■ WRITTEN INSTRUCTION
Only the number is needed: how many lines contain the word "Request"?

====

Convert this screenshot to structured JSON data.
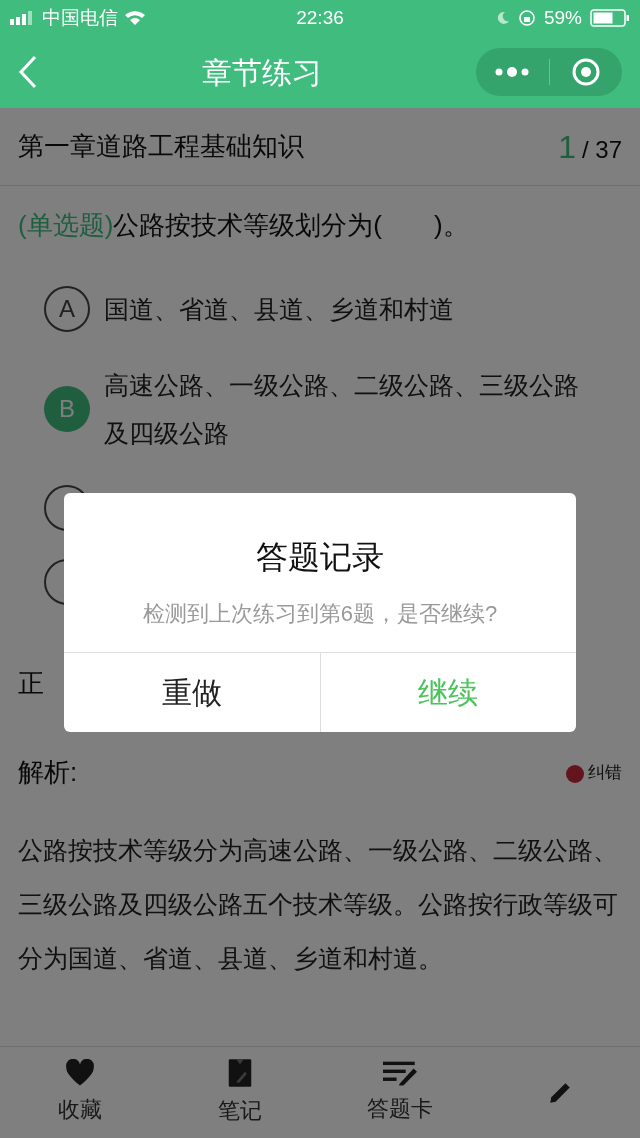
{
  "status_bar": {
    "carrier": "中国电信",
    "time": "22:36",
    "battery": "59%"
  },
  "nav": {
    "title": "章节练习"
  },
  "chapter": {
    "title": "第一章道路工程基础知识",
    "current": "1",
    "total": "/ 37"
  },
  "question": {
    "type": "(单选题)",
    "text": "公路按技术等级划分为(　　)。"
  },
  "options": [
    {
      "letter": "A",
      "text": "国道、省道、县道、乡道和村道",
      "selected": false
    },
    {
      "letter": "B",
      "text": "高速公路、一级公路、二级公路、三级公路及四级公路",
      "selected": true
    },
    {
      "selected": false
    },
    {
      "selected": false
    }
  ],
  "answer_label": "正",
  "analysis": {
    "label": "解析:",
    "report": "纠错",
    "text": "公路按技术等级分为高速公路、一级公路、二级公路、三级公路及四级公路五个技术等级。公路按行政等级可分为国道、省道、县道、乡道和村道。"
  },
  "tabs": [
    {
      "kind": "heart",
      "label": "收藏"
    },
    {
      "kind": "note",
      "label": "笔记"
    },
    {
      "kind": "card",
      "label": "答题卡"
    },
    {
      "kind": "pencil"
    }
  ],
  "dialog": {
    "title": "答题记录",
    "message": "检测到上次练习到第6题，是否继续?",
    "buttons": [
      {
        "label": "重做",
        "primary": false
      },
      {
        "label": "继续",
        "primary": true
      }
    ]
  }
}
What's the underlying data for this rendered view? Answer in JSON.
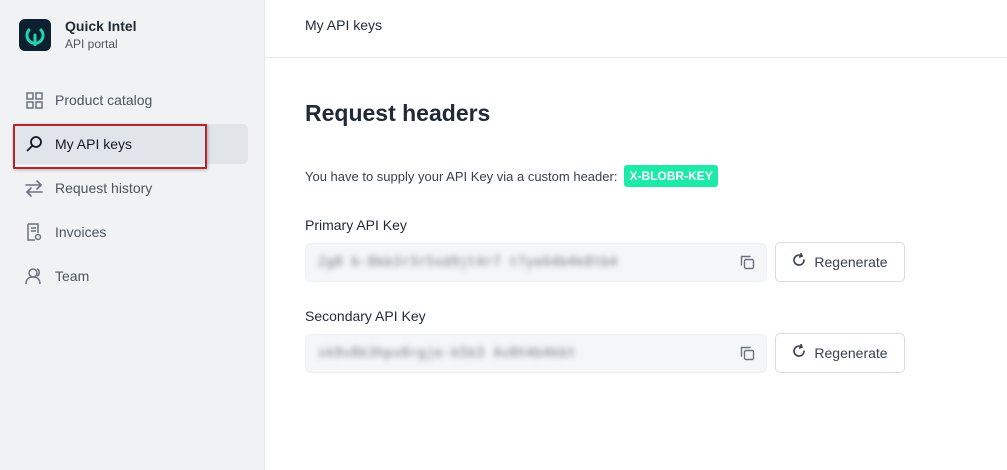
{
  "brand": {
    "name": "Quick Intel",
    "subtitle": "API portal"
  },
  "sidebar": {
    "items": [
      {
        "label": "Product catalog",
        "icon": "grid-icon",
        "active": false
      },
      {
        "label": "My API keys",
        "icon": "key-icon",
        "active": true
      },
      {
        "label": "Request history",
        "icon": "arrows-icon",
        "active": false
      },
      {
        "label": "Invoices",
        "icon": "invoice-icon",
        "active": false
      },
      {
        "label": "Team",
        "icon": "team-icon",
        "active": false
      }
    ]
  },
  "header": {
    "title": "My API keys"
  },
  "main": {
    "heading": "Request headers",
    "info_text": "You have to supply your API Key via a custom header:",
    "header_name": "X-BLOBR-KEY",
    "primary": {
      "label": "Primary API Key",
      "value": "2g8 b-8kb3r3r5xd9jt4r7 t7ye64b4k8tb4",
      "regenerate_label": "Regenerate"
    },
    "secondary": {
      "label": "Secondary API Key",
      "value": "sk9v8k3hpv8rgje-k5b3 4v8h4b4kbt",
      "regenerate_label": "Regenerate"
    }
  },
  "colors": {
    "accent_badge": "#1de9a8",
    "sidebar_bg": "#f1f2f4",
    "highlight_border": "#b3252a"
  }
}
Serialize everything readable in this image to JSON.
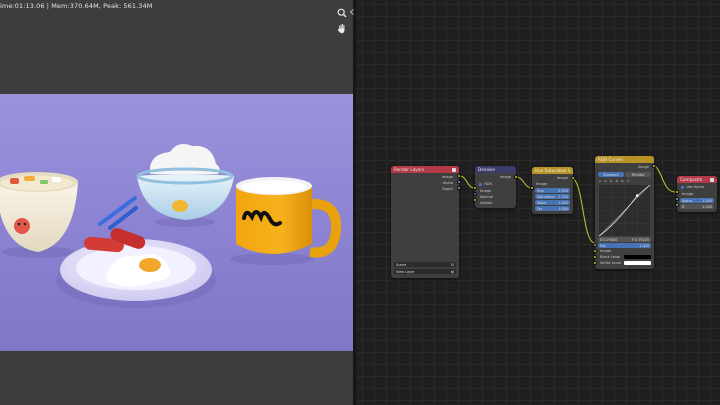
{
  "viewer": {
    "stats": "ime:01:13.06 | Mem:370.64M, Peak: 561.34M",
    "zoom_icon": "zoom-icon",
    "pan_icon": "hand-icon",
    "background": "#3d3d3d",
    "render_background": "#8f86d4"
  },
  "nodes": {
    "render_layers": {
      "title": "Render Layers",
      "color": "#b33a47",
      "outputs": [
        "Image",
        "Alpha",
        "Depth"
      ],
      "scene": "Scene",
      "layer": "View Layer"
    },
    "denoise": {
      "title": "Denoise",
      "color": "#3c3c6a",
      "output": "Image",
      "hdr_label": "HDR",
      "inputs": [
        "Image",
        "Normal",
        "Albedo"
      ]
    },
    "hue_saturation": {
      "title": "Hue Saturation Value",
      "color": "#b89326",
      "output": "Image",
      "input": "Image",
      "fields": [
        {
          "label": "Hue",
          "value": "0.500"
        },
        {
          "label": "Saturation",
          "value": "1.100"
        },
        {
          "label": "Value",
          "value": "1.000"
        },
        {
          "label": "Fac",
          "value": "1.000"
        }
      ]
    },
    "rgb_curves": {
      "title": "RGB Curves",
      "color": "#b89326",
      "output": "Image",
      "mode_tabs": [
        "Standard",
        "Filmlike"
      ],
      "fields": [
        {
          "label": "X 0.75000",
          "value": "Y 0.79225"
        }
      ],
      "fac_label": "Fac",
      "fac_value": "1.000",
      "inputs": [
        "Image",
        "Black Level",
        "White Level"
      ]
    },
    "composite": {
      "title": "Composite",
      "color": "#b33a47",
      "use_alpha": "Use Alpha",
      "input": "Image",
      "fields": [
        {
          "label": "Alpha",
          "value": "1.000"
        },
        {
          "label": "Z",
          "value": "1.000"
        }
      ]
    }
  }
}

====

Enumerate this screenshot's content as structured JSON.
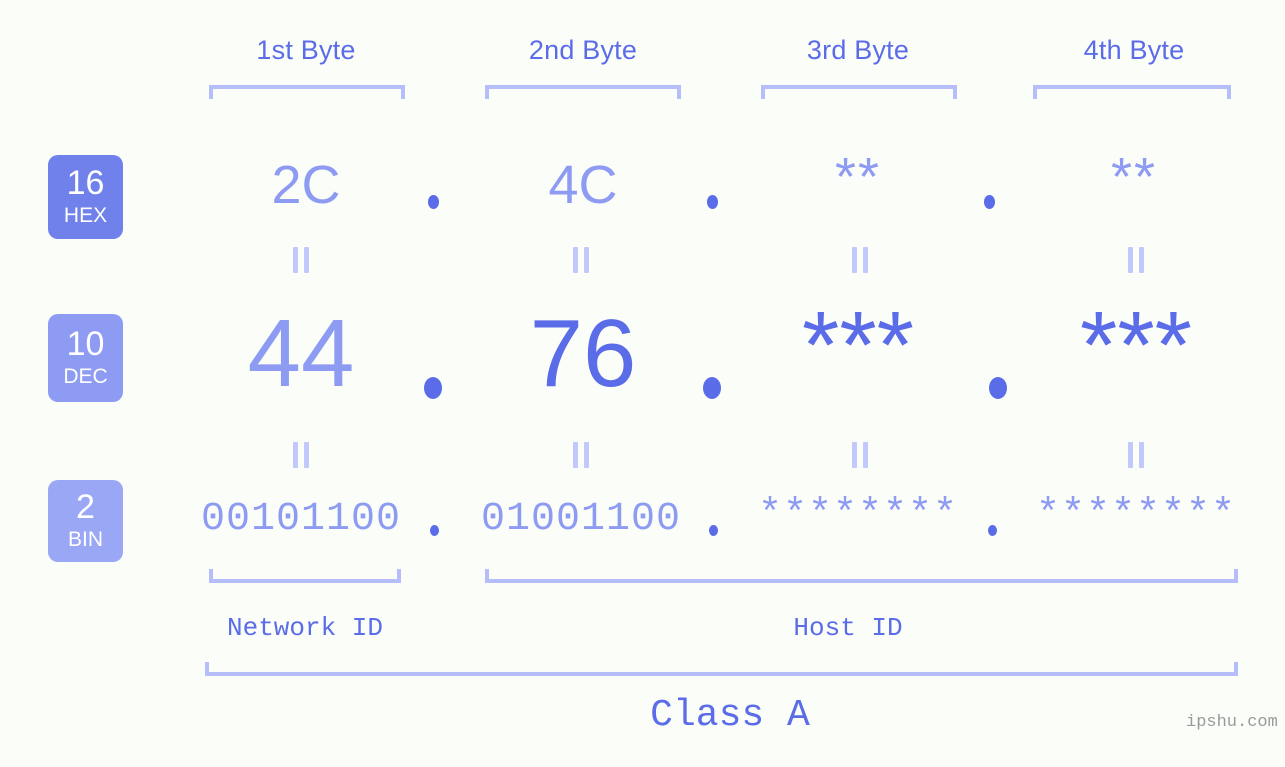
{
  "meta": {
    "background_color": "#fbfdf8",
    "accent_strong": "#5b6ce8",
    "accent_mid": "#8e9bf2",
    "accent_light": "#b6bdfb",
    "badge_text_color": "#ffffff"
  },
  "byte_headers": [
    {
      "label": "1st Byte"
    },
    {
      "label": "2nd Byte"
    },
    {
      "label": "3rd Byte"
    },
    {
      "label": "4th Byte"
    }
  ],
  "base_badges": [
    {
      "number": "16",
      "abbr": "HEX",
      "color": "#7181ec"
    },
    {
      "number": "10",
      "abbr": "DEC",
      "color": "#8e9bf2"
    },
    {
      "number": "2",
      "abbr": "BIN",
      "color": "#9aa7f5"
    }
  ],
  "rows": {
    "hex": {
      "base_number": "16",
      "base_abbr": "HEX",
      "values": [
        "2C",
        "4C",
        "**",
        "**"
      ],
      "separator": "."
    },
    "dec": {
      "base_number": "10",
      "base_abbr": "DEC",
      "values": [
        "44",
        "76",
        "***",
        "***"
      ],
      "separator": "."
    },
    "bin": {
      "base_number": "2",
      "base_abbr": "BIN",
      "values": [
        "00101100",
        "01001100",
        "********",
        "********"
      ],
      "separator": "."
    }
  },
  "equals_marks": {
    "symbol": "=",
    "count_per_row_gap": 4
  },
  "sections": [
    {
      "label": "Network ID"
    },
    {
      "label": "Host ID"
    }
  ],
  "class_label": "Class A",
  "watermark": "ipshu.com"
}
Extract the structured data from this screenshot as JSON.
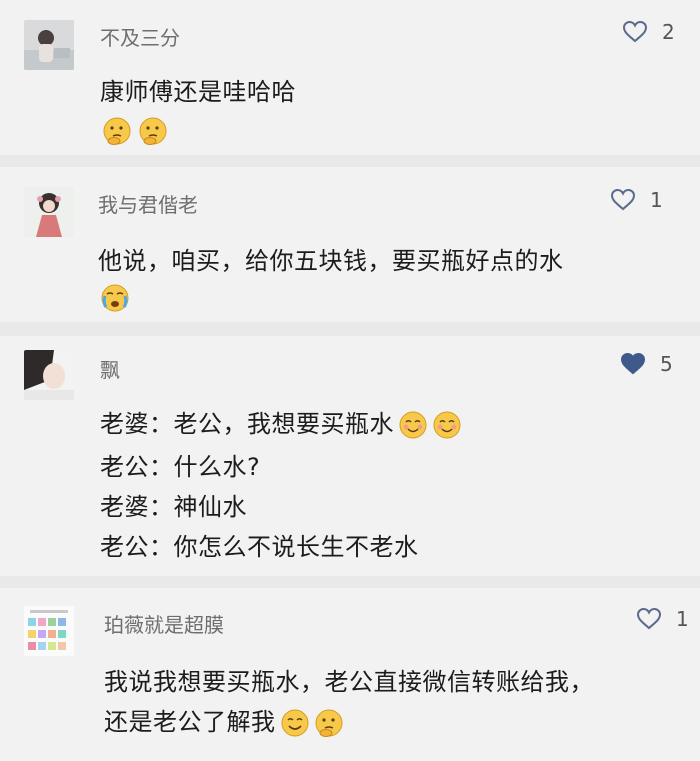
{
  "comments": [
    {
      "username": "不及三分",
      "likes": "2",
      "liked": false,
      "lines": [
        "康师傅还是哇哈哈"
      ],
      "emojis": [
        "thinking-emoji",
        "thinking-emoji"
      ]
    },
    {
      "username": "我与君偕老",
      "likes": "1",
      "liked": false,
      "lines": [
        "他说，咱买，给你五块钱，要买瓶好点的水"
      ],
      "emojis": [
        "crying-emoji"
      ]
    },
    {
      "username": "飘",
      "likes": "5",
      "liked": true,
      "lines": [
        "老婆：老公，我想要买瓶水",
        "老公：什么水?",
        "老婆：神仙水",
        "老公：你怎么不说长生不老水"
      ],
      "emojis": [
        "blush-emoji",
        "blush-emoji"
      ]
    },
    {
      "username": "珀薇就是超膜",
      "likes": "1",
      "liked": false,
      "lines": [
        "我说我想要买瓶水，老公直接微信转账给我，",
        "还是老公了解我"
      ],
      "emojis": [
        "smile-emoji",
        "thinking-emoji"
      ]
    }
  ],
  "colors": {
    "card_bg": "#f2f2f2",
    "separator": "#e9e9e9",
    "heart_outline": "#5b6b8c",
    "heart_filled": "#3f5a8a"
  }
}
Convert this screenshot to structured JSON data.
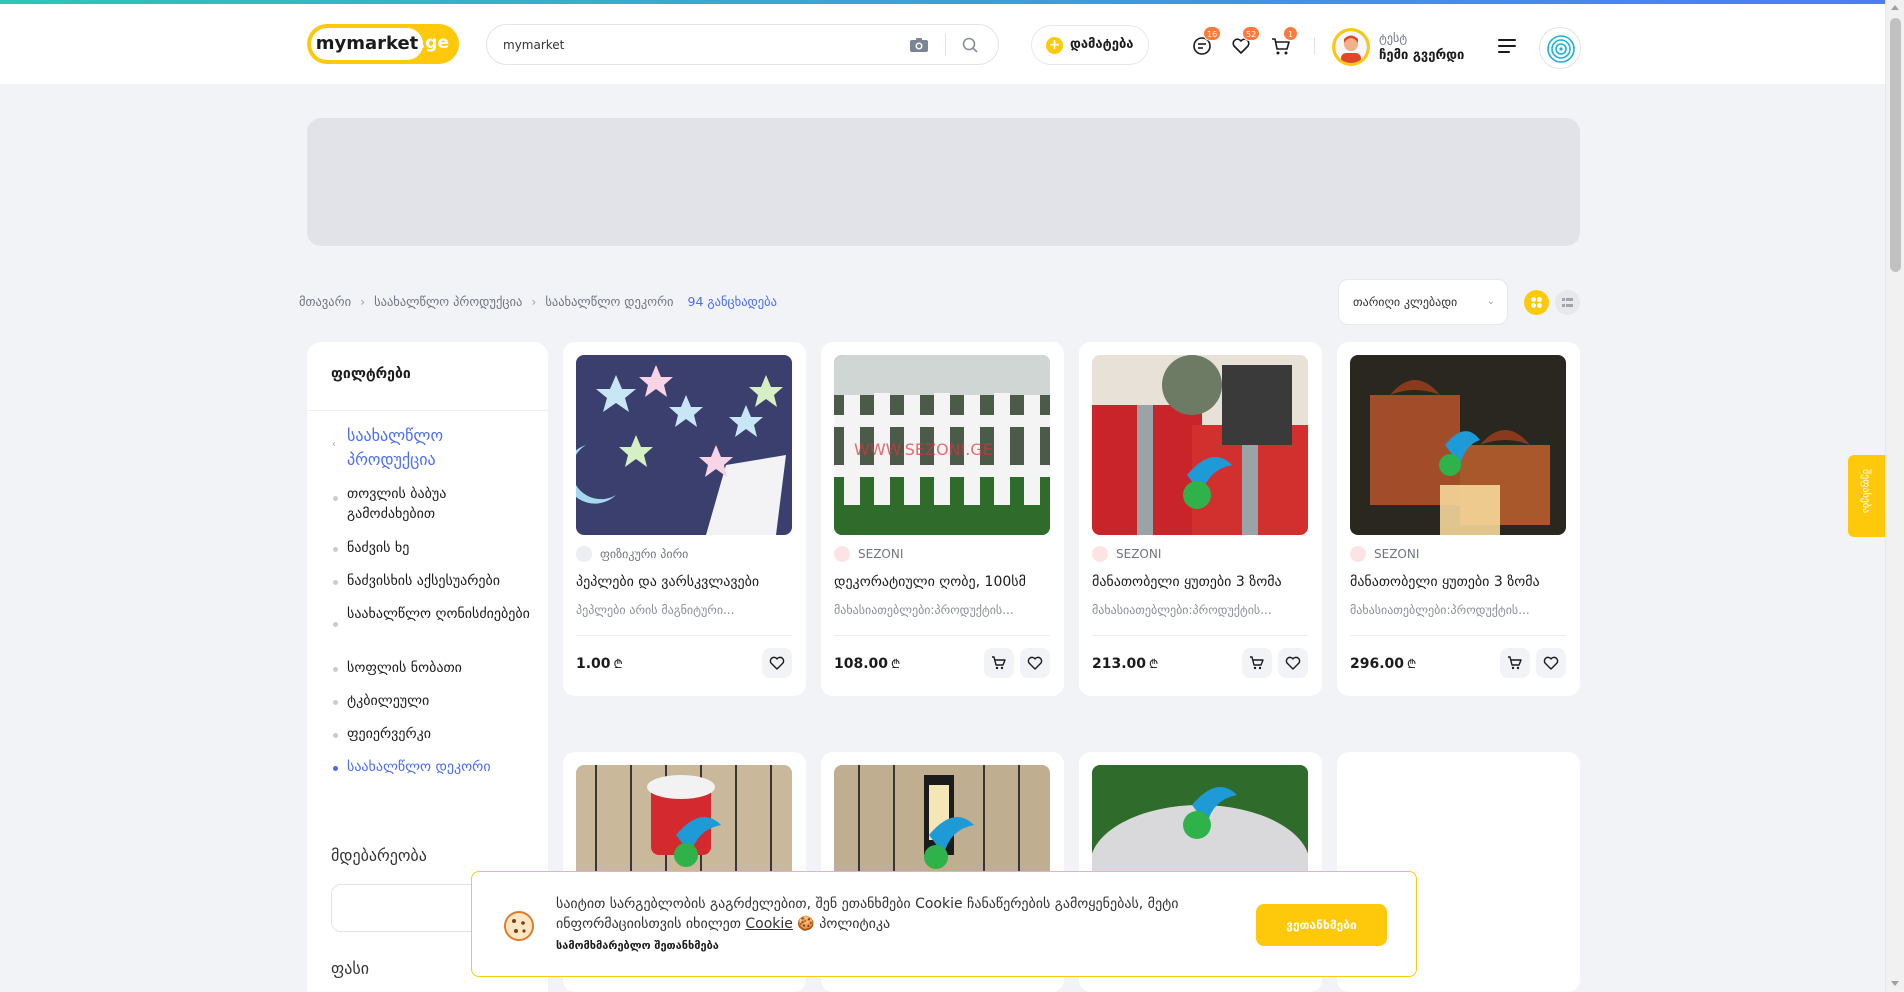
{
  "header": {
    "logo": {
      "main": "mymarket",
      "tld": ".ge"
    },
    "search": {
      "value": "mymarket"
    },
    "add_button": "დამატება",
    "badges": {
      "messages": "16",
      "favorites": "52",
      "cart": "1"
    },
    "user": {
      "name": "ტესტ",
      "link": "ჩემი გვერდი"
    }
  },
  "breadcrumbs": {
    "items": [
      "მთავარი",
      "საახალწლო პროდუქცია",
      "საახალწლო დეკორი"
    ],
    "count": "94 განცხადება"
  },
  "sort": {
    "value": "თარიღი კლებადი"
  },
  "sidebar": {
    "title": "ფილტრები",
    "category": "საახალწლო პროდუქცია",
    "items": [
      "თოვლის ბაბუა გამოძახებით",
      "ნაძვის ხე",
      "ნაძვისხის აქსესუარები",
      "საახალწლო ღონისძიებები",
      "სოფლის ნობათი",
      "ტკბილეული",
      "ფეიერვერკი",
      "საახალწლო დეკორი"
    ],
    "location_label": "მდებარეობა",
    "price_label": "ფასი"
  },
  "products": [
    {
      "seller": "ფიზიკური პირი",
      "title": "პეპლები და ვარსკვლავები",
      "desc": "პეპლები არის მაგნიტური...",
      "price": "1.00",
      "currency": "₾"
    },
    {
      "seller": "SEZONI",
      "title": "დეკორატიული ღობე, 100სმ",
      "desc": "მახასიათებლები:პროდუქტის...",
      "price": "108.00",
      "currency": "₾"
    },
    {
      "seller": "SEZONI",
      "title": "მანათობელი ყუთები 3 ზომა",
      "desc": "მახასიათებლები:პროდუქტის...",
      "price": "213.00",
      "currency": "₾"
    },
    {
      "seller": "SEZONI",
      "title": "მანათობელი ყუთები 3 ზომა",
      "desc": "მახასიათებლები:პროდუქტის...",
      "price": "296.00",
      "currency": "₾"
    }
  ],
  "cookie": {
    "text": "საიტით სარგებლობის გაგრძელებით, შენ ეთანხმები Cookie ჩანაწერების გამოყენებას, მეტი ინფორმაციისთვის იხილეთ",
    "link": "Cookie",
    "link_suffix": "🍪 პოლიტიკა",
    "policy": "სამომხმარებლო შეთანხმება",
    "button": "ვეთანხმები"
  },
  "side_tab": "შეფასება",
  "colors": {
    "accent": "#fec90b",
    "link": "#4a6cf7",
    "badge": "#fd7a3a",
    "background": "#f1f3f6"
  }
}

====

■ RIGHT ANSWER
2